**Data:**
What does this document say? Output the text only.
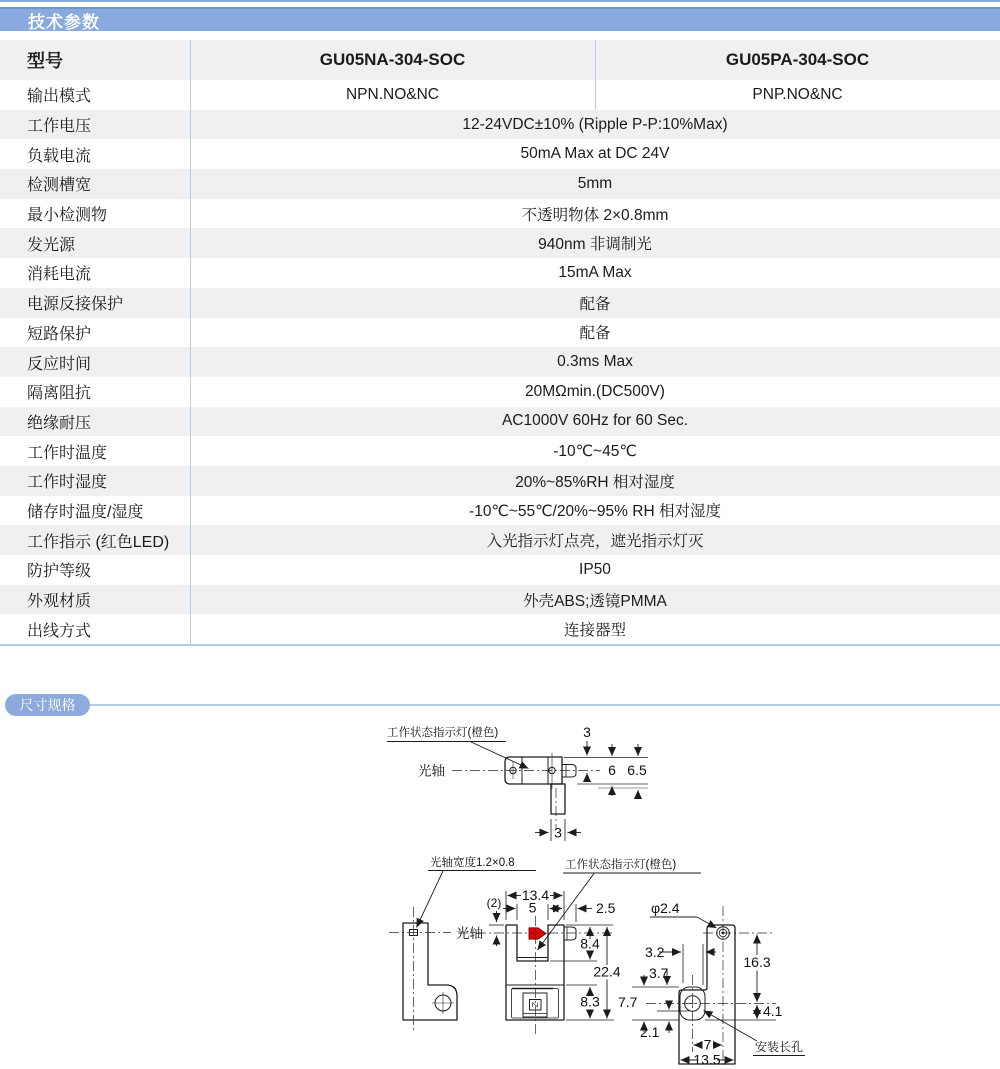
技术参数
型号	GU05NA-304-SOC	GU05PA-304-SOC
输出模式	NPN.NO&NC	PNP.NO&NC
工作电压	12-24VDC±10% (Ripple P-P:10%Max)
负载电流	50mA Max at DC 24V
检测槽宽	5mm
最小检测物	不透明物体 2×0.8mm
发光源	940nm 非调制光
消耗电流	15mA Max
电源反接保护	配备
短路保护	配备
反应时间	0.3ms Max
隔离阻抗	20MΩmin.(DC500V)
绝缘耐压	AC1000V 60Hz for 60 Sec.
工作时温度	-10℃~45℃
工作时湿度	20%~85%RH 相对湿度
储存时温度/湿度	-10℃~55℃/20%~95% RH 相对湿度
工作指示 (红色LED)	入光指示灯点亮，遮光指示灯灭
防护等级	IP50
外观材质	外壳ABS;透镜PMMA
出线方式	连接器型
尺寸规格
工作状态指示灯(橙色)
光轴
3
6 6.5
3
光轴宽度1.2×0.8	工作状态指示灯(橙色)
光轴
13.4
5
(2)	2.5
8.4
22.4
8.3
φ2.4
安装长孔
3.2
3.7
7.7
2.1
16.3
4.1
7
13.5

**Objective:** Could you reproduce every record above exactly, leaving out the pictures?

**Answer to the task:**
What does this document say? Output the text only.
技术参数
型号	GU05NA-304-SOC	GU05PA-304-SOC
输出模式	NPN.NO&NC	PNP.NO&NC
工作电压	12-24VDC±10% (Ripple P-P:10%Max)
负载电流	50mA Max at DC 24V
检测槽宽	5mm
最小检测物	不透明物体 2×0.8mm
发光源	940nm 非调制光
消耗电流	15mA Max
电源反接保护	配备
短路保护	配备
反应时间	0.3ms Max
隔离阻抗	20MΩmin.(DC500V)
绝缘耐压	AC1000V 60Hz for 60 Sec.
工作时温度	-10℃~45℃
工作时湿度	20%~85%RH 相对湿度
储存时温度/湿度	-10℃~55℃/20%~95% RH 相对湿度
工作指示 (红色LED)	入光指示灯点亮，遮光指示灯灭
防护等级	IP50
外观材质	外壳ABS;透镜PMMA
出线方式	连接器型
尺寸规格
工作状态指示灯(橙色)
光轴
3
6 6.5
3
光轴宽度1.2×0.8	工作状态指示灯(橙色)
光轴
13.4
5
(2)	2.5
8.4
22.4
8.3
φ2.4
安装长孔
3.2
3.7
7.7
2.1
16.3
4.1
7
13.5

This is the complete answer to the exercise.